State the count of lines below in which the word "name" appears, and add nothing.

=== Data supplied ===

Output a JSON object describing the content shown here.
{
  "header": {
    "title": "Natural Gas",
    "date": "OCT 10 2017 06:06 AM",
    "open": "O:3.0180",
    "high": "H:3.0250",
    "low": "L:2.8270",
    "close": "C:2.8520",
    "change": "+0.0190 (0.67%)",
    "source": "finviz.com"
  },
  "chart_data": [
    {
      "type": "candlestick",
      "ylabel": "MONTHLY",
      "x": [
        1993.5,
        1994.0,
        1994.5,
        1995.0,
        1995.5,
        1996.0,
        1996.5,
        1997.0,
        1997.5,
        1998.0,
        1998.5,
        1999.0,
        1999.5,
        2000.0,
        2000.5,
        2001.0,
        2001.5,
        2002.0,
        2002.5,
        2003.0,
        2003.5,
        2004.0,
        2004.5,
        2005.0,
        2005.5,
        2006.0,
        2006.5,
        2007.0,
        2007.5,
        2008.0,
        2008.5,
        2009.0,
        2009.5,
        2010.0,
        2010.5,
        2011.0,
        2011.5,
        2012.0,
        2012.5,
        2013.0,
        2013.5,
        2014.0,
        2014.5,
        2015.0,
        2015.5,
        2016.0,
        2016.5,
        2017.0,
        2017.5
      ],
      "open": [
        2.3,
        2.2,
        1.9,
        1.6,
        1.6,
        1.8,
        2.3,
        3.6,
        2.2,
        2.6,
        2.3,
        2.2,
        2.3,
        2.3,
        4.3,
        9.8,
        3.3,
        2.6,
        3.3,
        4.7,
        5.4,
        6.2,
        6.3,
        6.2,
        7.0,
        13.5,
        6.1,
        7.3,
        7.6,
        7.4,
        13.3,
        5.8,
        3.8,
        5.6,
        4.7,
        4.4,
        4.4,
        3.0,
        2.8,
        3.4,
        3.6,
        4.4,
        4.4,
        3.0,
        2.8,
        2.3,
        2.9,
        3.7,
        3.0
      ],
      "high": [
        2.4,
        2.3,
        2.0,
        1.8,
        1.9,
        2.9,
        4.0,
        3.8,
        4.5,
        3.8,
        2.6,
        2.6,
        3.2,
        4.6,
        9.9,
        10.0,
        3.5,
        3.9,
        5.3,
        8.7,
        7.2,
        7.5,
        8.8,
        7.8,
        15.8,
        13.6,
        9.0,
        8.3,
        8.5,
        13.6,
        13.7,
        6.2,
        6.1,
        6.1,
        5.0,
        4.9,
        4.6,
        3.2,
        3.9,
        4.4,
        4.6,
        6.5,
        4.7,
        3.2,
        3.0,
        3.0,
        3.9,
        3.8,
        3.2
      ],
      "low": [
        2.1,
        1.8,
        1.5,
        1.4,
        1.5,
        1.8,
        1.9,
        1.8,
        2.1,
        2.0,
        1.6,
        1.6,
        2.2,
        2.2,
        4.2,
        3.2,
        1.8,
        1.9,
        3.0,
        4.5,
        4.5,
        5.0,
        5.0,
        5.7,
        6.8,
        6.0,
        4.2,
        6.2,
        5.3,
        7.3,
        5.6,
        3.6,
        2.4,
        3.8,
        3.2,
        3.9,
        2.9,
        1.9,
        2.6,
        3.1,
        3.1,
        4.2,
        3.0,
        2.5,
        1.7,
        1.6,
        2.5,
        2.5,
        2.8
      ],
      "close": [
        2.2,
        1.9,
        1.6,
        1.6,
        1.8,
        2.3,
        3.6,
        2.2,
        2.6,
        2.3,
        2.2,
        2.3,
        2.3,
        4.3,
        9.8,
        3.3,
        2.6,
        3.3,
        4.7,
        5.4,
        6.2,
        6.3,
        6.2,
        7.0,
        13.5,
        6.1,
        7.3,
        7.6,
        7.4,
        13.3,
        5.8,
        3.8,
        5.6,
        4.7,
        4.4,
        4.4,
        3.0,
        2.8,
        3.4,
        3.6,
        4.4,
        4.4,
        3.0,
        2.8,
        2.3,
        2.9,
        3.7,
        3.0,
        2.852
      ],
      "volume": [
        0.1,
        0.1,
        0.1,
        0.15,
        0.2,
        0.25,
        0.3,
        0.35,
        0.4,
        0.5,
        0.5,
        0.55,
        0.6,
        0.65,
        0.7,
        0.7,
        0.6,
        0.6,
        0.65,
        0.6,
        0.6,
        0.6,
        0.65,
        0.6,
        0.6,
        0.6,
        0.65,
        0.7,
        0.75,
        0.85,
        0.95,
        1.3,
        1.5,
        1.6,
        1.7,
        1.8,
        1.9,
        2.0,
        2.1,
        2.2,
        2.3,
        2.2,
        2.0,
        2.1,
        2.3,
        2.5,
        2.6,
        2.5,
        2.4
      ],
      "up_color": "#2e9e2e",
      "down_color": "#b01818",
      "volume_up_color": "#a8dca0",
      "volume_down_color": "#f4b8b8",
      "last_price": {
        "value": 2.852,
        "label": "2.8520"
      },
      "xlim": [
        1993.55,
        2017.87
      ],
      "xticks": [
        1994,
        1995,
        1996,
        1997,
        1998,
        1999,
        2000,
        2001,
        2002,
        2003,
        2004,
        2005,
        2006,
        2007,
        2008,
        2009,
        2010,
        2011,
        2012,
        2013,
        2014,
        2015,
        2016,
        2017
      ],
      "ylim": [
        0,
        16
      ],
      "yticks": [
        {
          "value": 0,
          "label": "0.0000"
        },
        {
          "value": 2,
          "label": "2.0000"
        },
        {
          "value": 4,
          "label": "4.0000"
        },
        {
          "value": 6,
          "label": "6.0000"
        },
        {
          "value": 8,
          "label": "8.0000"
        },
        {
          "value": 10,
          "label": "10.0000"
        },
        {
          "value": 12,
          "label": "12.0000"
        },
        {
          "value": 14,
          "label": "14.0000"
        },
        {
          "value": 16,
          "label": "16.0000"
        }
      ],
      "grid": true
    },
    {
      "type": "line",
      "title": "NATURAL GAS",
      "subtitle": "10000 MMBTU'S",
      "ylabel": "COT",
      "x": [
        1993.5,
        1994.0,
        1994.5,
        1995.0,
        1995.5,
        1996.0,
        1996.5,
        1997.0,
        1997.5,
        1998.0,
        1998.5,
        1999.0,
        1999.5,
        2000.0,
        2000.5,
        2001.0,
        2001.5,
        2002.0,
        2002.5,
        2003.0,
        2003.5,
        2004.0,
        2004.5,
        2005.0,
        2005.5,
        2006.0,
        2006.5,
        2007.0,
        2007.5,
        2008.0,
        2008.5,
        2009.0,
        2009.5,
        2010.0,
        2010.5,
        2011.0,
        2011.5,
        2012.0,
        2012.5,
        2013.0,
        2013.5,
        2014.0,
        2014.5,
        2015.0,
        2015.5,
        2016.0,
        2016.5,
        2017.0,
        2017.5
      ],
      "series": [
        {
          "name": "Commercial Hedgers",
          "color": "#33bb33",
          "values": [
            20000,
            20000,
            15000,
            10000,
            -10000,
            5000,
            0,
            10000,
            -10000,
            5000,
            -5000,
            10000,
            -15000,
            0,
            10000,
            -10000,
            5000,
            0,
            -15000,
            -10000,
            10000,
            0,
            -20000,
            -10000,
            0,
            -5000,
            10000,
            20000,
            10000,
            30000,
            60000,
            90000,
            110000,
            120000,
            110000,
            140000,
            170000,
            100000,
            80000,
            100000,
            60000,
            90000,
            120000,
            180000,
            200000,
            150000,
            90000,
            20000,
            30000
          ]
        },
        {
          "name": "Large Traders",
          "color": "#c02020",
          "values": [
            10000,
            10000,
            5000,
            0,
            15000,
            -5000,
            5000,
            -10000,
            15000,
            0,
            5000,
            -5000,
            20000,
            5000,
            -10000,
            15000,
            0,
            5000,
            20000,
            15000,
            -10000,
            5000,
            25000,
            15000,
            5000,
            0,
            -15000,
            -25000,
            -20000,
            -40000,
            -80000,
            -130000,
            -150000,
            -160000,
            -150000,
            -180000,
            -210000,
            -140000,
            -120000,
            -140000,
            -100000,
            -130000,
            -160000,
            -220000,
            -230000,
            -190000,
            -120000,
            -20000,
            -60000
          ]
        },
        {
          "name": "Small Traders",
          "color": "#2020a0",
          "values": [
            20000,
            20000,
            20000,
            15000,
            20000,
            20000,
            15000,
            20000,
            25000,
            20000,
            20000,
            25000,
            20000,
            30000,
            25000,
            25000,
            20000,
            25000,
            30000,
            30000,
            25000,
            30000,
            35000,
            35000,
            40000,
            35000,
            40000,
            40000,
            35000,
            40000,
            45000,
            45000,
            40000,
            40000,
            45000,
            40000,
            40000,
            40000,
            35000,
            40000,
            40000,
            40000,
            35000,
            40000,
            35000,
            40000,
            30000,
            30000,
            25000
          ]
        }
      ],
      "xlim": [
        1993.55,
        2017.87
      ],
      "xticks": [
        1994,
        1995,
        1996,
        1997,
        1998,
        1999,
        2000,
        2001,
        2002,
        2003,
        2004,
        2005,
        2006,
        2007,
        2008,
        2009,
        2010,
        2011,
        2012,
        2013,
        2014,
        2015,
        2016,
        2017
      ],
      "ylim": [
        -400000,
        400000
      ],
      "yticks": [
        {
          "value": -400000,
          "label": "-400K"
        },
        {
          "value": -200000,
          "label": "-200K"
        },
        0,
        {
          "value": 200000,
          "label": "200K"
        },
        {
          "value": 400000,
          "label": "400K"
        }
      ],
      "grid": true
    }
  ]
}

===

## Task response
3